Copy out all the lines where "ylabel" shows up.
START RECORDS FOR THIS EXERCISE
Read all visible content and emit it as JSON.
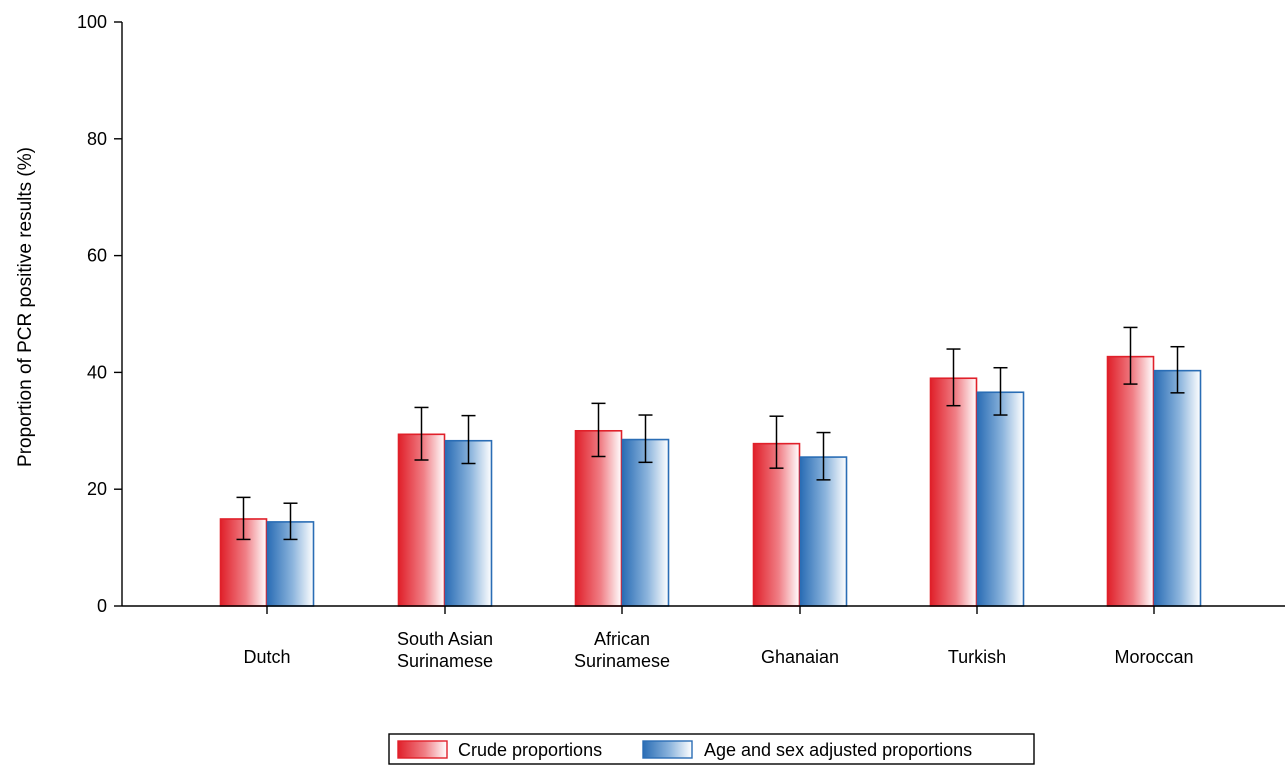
{
  "chart_data": {
    "type": "bar",
    "ylabel": "Proportion of PCR positive results (%)",
    "xlabel": "",
    "ylim": [
      0,
      100
    ],
    "yticks": [
      0,
      20,
      40,
      60,
      80,
      100
    ],
    "categories": [
      [
        "Dutch"
      ],
      [
        "South Asian",
        "Surinamese"
      ],
      [
        "African",
        "Surinamese"
      ],
      [
        "Ghanaian"
      ],
      [
        "Turkish"
      ],
      [
        "Moroccan"
      ]
    ],
    "series": [
      {
        "name": "Crude proportions",
        "color": "#e0202a",
        "values": [
          14.9,
          29.4,
          30.0,
          27.8,
          39.0,
          42.7
        ],
        "error_low": [
          11.4,
          25.0,
          25.6,
          23.6,
          34.3,
          38.0
        ],
        "error_high": [
          18.6,
          34.0,
          34.7,
          32.5,
          44.0,
          47.7
        ]
      },
      {
        "name": "Age and sex adjusted proportions",
        "color": "#2a6db5",
        "values": [
          14.4,
          28.3,
          28.5,
          25.5,
          36.6,
          40.3
        ],
        "error_low": [
          11.4,
          24.4,
          24.6,
          21.6,
          32.7,
          36.5
        ],
        "error_high": [
          17.6,
          32.6,
          32.7,
          29.7,
          40.8,
          44.4
        ]
      }
    ],
    "legend_position": "bottom-center",
    "grid": false,
    "error_bars": true
  }
}
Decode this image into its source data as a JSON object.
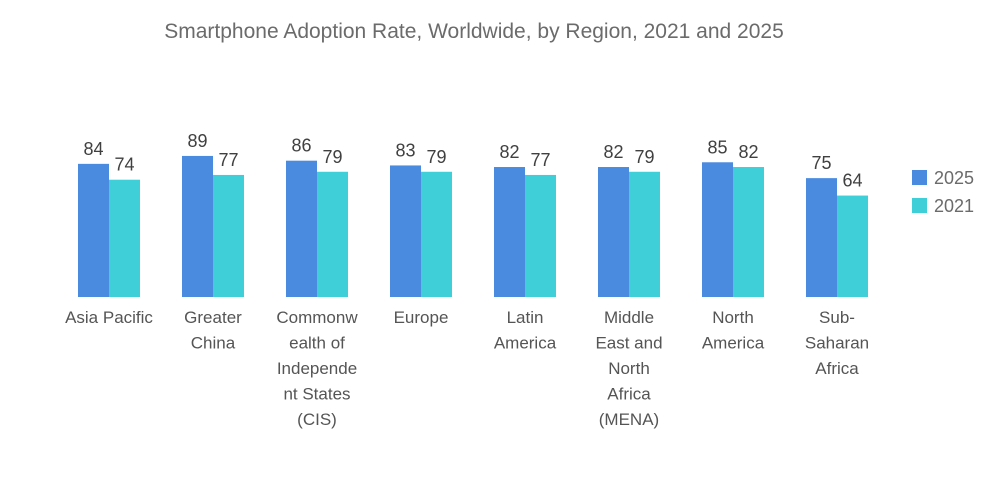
{
  "chart_data": {
    "type": "bar",
    "title": "Smartphone Adoption Rate, Worldwide, by Region, 2021 and 2025",
    "xlabel": "",
    "ylabel": "",
    "ylim": [
      0,
      100
    ],
    "grid": false,
    "legend_position": "right",
    "categories": [
      [
        "Asia Pacific"
      ],
      [
        "Greater",
        "China"
      ],
      [
        "Commonw",
        "ealth of",
        "Independe",
        "nt States",
        "(CIS)"
      ],
      [
        "Europe"
      ],
      [
        "Latin",
        "America"
      ],
      [
        "Middle",
        "East and",
        "North",
        "Africa",
        "(MENA)"
      ],
      [
        "North",
        "America"
      ],
      [
        "Sub-",
        "Saharan",
        "Africa"
      ]
    ],
    "series": [
      {
        "name": "2025",
        "color": "#4a8be0",
        "values": [
          84,
          89,
          86,
          83,
          82,
          82,
          85,
          75
        ]
      },
      {
        "name": "2021",
        "color": "#3fcfd9",
        "values": [
          74,
          77,
          79,
          79,
          77,
          79,
          82,
          64
        ]
      }
    ]
  }
}
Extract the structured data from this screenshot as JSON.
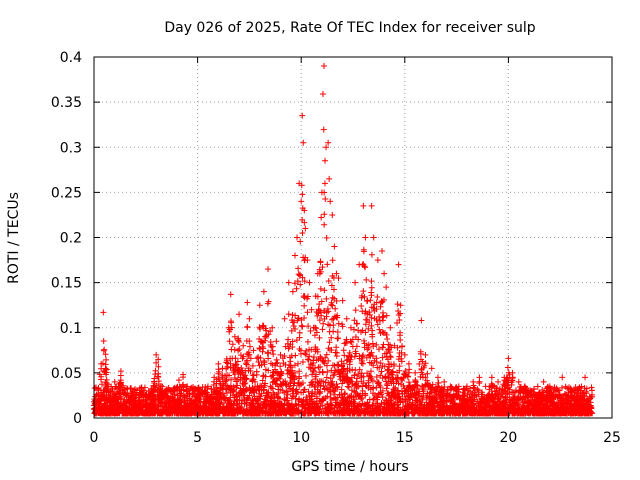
{
  "chart_data": {
    "type": "scatter",
    "title": "Day 026 of 2025, Rate Of TEC Index for receiver sulp",
    "xlabel": "GPS time / hours",
    "ylabel": "ROTI / TECUs",
    "xlim": [
      0,
      25
    ],
    "ylim": [
      0,
      0.4
    ],
    "x_ticks": [
      "0",
      "5",
      "10",
      "15",
      "20",
      "25"
    ],
    "y_ticks": [
      "0",
      "0.05",
      "0.1",
      "0.15",
      "0.2",
      "0.25",
      "0.3",
      "0.35",
      "0.4"
    ],
    "grid": true,
    "marker": "+",
    "color": "#ff0000",
    "series": [
      {
        "points": [
          [
            0.0,
            0.018
          ],
          [
            0.2,
            0.032
          ],
          [
            0.4,
            0.025
          ],
          [
            0.45,
            0.117
          ],
          [
            0.6,
            0.03
          ],
          [
            0.8,
            0.022
          ],
          [
            1.0,
            0.04
          ],
          [
            1.2,
            0.035
          ],
          [
            1.3,
            0.052
          ],
          [
            1.5,
            0.028
          ],
          [
            1.8,
            0.02
          ],
          [
            2.0,
            0.025
          ],
          [
            2.3,
            0.018
          ],
          [
            2.6,
            0.022
          ],
          [
            3.0,
            0.07
          ],
          [
            3.1,
            0.065
          ],
          [
            3.3,
            0.025
          ],
          [
            3.6,
            0.02
          ],
          [
            3.9,
            0.03
          ],
          [
            4.1,
            0.042
          ],
          [
            4.3,
            0.048
          ],
          [
            4.5,
            0.035
          ],
          [
            5.0,
            0.03
          ],
          [
            5.5,
            0.035
          ],
          [
            5.8,
            0.045
          ],
          [
            6.0,
            0.06
          ],
          [
            6.2,
            0.055
          ],
          [
            6.5,
            0.1
          ],
          [
            6.6,
            0.137
          ],
          [
            6.8,
            0.09
          ],
          [
            7.0,
            0.115
          ],
          [
            7.2,
            0.08
          ],
          [
            7.4,
            0.128
          ],
          [
            7.5,
            0.11
          ],
          [
            7.7,
            0.075
          ],
          [
            8.0,
            0.125
          ],
          [
            8.2,
            0.14
          ],
          [
            8.4,
            0.165
          ],
          [
            8.6,
            0.1
          ],
          [
            8.8,
            0.085
          ],
          [
            9.0,
            0.07
          ],
          [
            9.2,
            0.11
          ],
          [
            9.4,
            0.15
          ],
          [
            9.6,
            0.14
          ],
          [
            9.7,
            0.18
          ],
          [
            9.8,
            0.2
          ],
          [
            9.9,
            0.26
          ],
          [
            10.0,
            0.24
          ],
          [
            10.05,
            0.335
          ],
          [
            10.1,
            0.305
          ],
          [
            10.15,
            0.23
          ],
          [
            10.2,
            0.21
          ],
          [
            10.3,
            0.175
          ],
          [
            10.4,
            0.15
          ],
          [
            10.5,
            0.12
          ],
          [
            10.6,
            0.1
          ],
          [
            10.7,
            0.135
          ],
          [
            10.8,
            0.16
          ],
          [
            10.9,
            0.16
          ],
          [
            11.0,
            0.25
          ],
          [
            11.05,
            0.359
          ],
          [
            11.1,
            0.39
          ],
          [
            11.15,
            0.285
          ],
          [
            11.2,
            0.3
          ],
          [
            11.3,
            0.305
          ],
          [
            11.35,
            0.265
          ],
          [
            11.4,
            0.24
          ],
          [
            11.5,
            0.225
          ],
          [
            11.6,
            0.19
          ],
          [
            11.7,
            0.16
          ],
          [
            11.8,
            0.155
          ],
          [
            12.0,
            0.13
          ],
          [
            12.2,
            0.11
          ],
          [
            12.4,
            0.1
          ],
          [
            12.6,
            0.15
          ],
          [
            12.8,
            0.17
          ],
          [
            13.0,
            0.235
          ],
          [
            13.1,
            0.2
          ],
          [
            13.2,
            0.13
          ],
          [
            13.4,
            0.235
          ],
          [
            13.5,
            0.2
          ],
          [
            13.7,
            0.175
          ],
          [
            13.9,
            0.185
          ],
          [
            14.0,
            0.16
          ],
          [
            14.1,
            0.145
          ],
          [
            14.3,
            0.1
          ],
          [
            14.5,
            0.08
          ],
          [
            14.7,
            0.17
          ],
          [
            14.8,
            0.125
          ],
          [
            15.0,
            0.07
          ],
          [
            15.2,
            0.06
          ],
          [
            15.5,
            0.05
          ],
          [
            15.8,
            0.108
          ],
          [
            16.0,
            0.07
          ],
          [
            16.3,
            0.055
          ],
          [
            16.6,
            0.045
          ],
          [
            16.9,
            0.04
          ],
          [
            17.2,
            0.035
          ],
          [
            17.5,
            0.03
          ],
          [
            17.8,
            0.028
          ],
          [
            18.0,
            0.035
          ],
          [
            18.3,
            0.04
          ],
          [
            18.6,
            0.045
          ],
          [
            18.9,
            0.035
          ],
          [
            19.2,
            0.045
          ],
          [
            19.5,
            0.04
          ],
          [
            19.8,
            0.045
          ],
          [
            20.0,
            0.066
          ],
          [
            20.2,
            0.05
          ],
          [
            20.5,
            0.04
          ],
          [
            20.8,
            0.035
          ],
          [
            21.1,
            0.03
          ],
          [
            21.4,
            0.025
          ],
          [
            21.7,
            0.04
          ],
          [
            22.0,
            0.035
          ],
          [
            22.3,
            0.03
          ],
          [
            22.6,
            0.045
          ],
          [
            22.9,
            0.028
          ],
          [
            23.2,
            0.02
          ],
          [
            23.5,
            0.03
          ],
          [
            23.7,
            0.045
          ],
          [
            23.85,
            0.02
          ],
          [
            24.0,
            0.012
          ]
        ]
      }
    ]
  }
}
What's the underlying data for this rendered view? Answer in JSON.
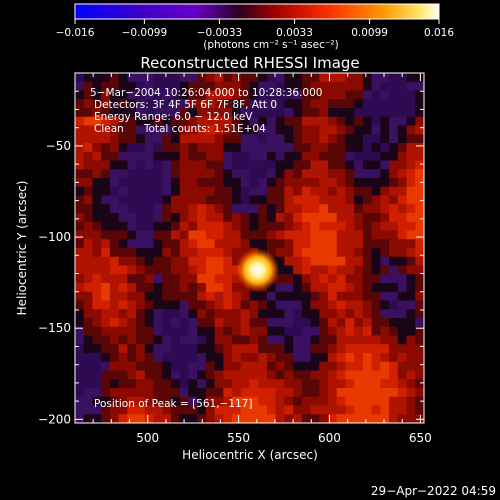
{
  "chart_data": {
    "type": "heatmap",
    "title": "Reconstructed RHESSI Image",
    "xlabel": "Heliocentric X (arcsec)",
    "ylabel": "Heliocentric Y (arcsec)",
    "xlim": [
      460,
      652
    ],
    "ylim": [
      -202,
      -10
    ],
    "x_ticks": [
      500,
      550,
      600,
      650
    ],
    "y_ticks": [
      -50,
      -100,
      -150,
      -200
    ],
    "x_tick_labels": [
      "500",
      "550",
      "600",
      "650"
    ],
    "y_tick_labels": [
      "−50",
      "−100",
      "−150",
      "−200"
    ],
    "colorbar": {
      "min": -0.016,
      "max": 0.016,
      "ticks": [
        -0.016,
        -0.0099,
        -0.0033,
        0.0033,
        0.0099,
        0.016
      ],
      "tick_labels": [
        "−0.016",
        "−0.0099",
        "−0.0033",
        "0.0033",
        "0.0099",
        "0.016"
      ],
      "unit_label": "(photons cm⁻² s⁻¹ asec⁻²)"
    },
    "info_lines": [
      "5−Mar−2004 10:26:04.000 to 10:28:36.000",
      "Detectors: 3F 4F 5F 6F 7F 8F, Att 0",
      "Energy Range: 6.0 − 12.0 keV",
      "Clean      Total counts: 1.51E+04"
    ],
    "peak_label": "Position of Peak = [561,−117]",
    "peak": {
      "x": 561,
      "y": -117
    },
    "timestamp": "29−Apr−2022 04:59",
    "colors": {
      "background": "#000000",
      "colormap": [
        "#0000ff",
        "#6a00c8",
        "#3c0050",
        "#b01000",
        "#ff2a00",
        "#ff8a00",
        "#ffe070",
        "#ffffff"
      ]
    }
  }
}
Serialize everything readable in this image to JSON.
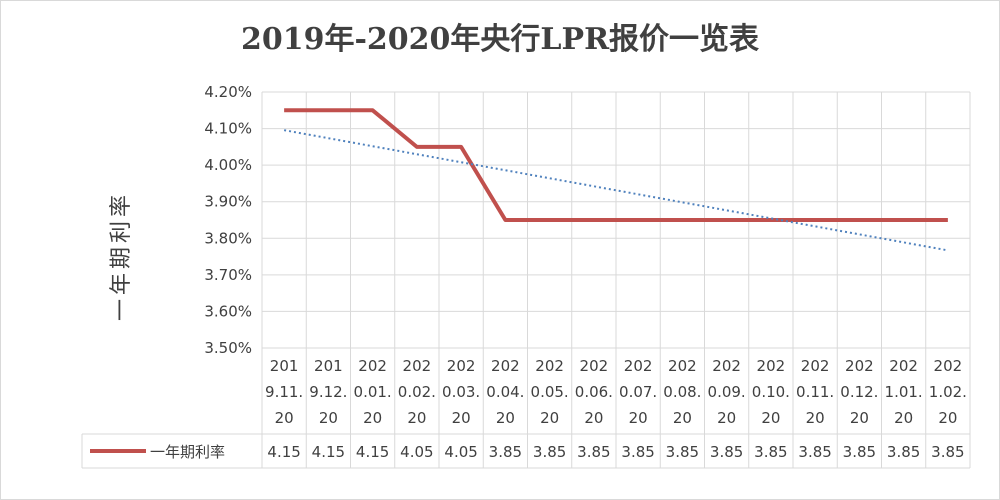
{
  "chart_data": {
    "type": "line",
    "title": "2019年-2020年央行LPR报价一览表",
    "ylabel": "一年期利率",
    "ylim": [
      3.5,
      4.2
    ],
    "yticks": [
      "4.20%",
      "4.10%",
      "4.00%",
      "3.90%",
      "3.80%",
      "3.70%",
      "3.60%",
      "3.50%"
    ],
    "categories": [
      [
        "201",
        "9.11.",
        "20"
      ],
      [
        "201",
        "9.12.",
        "20"
      ],
      [
        "202",
        "0.01.",
        "20"
      ],
      [
        "202",
        "0.02.",
        "20"
      ],
      [
        "202",
        "0.03.",
        "20"
      ],
      [
        "202",
        "0.04.",
        "20"
      ],
      [
        "202",
        "0.05.",
        "20"
      ],
      [
        "202",
        "0.06.",
        "20"
      ],
      [
        "202",
        "0.07.",
        "20"
      ],
      [
        "202",
        "0.08.",
        "20"
      ],
      [
        "202",
        "0.09.",
        "20"
      ],
      [
        "202",
        "0.10.",
        "20"
      ],
      [
        "202",
        "0.11.",
        "20"
      ],
      [
        "202",
        "0.12.",
        "20"
      ],
      [
        "202",
        "1.01.",
        "20"
      ],
      [
        "202",
        "1.02.",
        "20"
      ]
    ],
    "series": [
      {
        "name": "一年期利率",
        "color": "#c0504d",
        "values": [
          4.15,
          4.15,
          4.15,
          4.05,
          4.05,
          3.85,
          3.85,
          3.85,
          3.85,
          3.85,
          3.85,
          3.85,
          3.85,
          3.85,
          3.85,
          3.85
        ],
        "labels": [
          "4.15",
          "4.15",
          "4.15",
          "4.05",
          "4.05",
          "3.85",
          "3.85",
          "3.85",
          "3.85",
          "3.85",
          "3.85",
          "3.85",
          "3.85",
          "3.85",
          "3.85",
          "3.85"
        ]
      }
    ],
    "trendline": {
      "type": "linear",
      "color": "#4f81bd",
      "style": "dotted"
    },
    "grid": true,
    "data_table": true,
    "legend": "data-table"
  }
}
END RECORDS FOR THIS EXERCISE
§ SOLUTION:
    "ylabel": "Proportion of PCR positive results (%)",
    "ylabel": "",
    "ylabel": "ROTI / TECUs",
    "ylabel": "Heliocentric Y (arcsec)",
    "ylabel": "一年期利率",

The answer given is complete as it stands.